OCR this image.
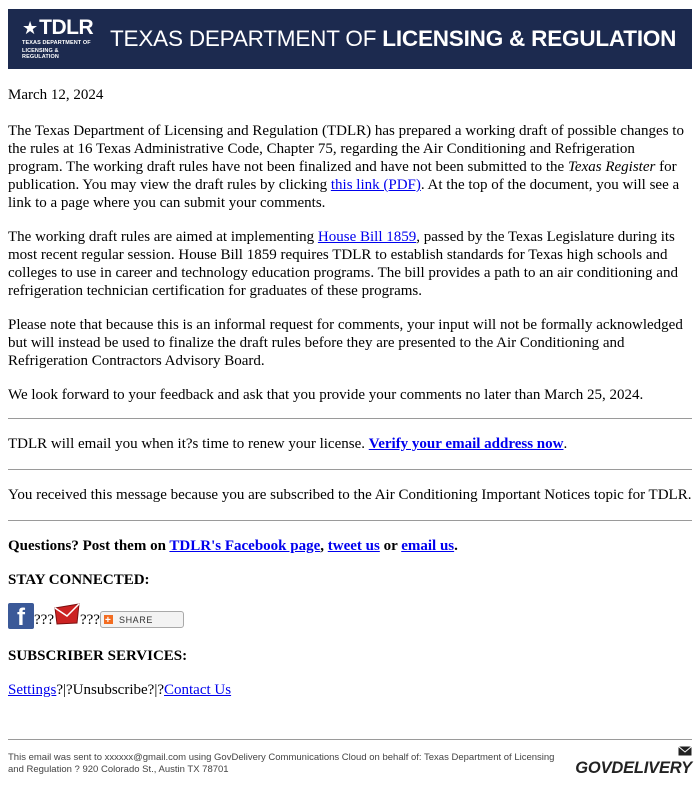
★ TDLR
TEXAS DEPARTMENT OF
LICENSING & REGULATION
TEXAS DEPARTMENT OF LICENSING & REGULATION

March 12, 2024

The Texas Department of Licensing and Regulation (TDLR) has prepared a working draft of possible changes to the rules at 16 Texas Administrative Code, Chapter 75, regarding the Air Conditioning and Refrigeration program. The working draft rules have not been finalized and have not been submitted to the Texas Register for publication. You may view the draft rules by clicking this link (PDF). At the top of the document, you will see a link to a page where you can submit your comments.

The working draft rules are aimed at implementing House Bill 1859, passed by the Texas Legislature during its most recent regular session. House Bill 1859 requires TDLR to establish standards for Texas high schools and colleges to use in career and technology education programs. The bill provides a path to an air conditioning and refrigeration technician certification for graduates of these programs.

Please note that because this is an informal request for comments, your input will not be formally acknowledged but will instead be used to finalize the draft rules before they are presented to the Air Conditioning and Refrigeration Contractors Advisory Board.

We look forward to your feedback and ask that you provide your comments no later than March 25, 2024.

TDLR will email you when it?s time to renew your license. Verify your email address now.

You received this message because you are subscribed to the Air Conditioning Important Notices topic for TDLR.

Questions? Post them on TDLR's Facebook page, tweet us or email us.

STAY CONNECTED:

f ??? ???
+ SHARE

SUBSCRIBER SERVICES:

Settings?|?Unsubscribe?|?Contact Us

This email was sent to xxxxxx@gmail.com using GovDelivery Communications Cloud on behalf of: Texas Department of Licensing and Regulation ? 920 Colorado St., Austin TX 78701	GOVDELIVERY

== == ==

### Exercise description:
Show each line of the data that contains the string "because".

### The solution:
Please note that because this is an informal request for comments, your input will not be formally acknowledged but will instead be used to finalize the draft rules before they are presented to the Air Conditioning and Refrigeration Contractors Advisory Board.
You received this message because you are subscribed to the Air Conditioning Important Notices topic for TDLR.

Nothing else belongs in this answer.